### The problem
Copy every line that contains the string "엔진입니다" from the entries below.

### Source records
━━━━━━
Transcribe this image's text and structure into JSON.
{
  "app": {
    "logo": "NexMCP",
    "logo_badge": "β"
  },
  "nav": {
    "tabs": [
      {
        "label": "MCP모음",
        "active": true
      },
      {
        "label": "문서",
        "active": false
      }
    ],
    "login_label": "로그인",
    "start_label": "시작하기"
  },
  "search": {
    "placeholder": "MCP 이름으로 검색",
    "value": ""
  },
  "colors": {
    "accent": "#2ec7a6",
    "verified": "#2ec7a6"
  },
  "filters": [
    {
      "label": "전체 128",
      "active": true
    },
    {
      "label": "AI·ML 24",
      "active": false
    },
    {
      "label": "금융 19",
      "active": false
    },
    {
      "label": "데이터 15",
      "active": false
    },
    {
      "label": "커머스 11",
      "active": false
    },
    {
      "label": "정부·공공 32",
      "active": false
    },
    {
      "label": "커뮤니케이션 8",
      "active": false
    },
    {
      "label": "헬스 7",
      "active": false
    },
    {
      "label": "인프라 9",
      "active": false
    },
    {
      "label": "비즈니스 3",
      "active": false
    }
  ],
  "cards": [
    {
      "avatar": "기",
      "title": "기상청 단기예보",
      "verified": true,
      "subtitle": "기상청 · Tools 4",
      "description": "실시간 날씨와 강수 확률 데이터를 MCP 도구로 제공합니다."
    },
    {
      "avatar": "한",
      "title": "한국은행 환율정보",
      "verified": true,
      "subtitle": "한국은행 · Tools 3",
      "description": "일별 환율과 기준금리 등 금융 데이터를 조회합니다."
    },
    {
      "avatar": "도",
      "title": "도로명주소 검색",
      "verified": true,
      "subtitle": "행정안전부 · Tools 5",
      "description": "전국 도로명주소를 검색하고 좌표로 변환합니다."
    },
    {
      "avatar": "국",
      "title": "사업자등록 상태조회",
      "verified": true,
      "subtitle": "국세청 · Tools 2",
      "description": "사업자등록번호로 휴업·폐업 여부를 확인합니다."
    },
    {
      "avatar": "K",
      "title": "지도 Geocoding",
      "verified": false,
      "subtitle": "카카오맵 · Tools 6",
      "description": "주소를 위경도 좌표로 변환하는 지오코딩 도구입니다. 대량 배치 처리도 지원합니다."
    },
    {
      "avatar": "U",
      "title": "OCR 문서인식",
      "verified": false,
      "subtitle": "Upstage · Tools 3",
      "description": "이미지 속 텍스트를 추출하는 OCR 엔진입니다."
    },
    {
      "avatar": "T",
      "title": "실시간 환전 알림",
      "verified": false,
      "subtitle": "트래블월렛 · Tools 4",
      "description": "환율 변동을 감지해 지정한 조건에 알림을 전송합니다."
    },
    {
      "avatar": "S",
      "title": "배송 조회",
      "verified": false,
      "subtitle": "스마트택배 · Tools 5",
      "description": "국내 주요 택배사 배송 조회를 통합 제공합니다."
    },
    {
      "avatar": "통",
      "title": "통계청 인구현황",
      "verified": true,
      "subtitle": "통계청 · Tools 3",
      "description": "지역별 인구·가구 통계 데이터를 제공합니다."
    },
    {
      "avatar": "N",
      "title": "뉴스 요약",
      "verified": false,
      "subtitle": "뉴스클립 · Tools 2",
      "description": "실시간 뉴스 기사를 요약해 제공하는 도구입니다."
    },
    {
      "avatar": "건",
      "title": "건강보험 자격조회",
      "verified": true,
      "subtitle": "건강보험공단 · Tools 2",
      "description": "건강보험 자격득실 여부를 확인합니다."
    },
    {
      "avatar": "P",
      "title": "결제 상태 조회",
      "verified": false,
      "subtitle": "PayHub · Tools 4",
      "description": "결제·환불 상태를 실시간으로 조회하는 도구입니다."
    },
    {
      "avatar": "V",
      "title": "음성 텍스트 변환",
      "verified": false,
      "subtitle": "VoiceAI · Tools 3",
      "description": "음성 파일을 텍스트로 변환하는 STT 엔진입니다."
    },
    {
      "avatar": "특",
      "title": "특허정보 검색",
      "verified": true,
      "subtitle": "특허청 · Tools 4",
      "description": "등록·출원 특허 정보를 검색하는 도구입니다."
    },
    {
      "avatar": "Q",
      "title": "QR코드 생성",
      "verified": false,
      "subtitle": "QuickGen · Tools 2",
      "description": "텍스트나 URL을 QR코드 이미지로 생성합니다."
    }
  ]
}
━━━━━━
### Correct result
      "description": "이미지 속 텍스트를 추출하는 OCR 엔진입니다."
      "description": "음성 파일을 텍스트로 변환하는 STT 엔진입니다."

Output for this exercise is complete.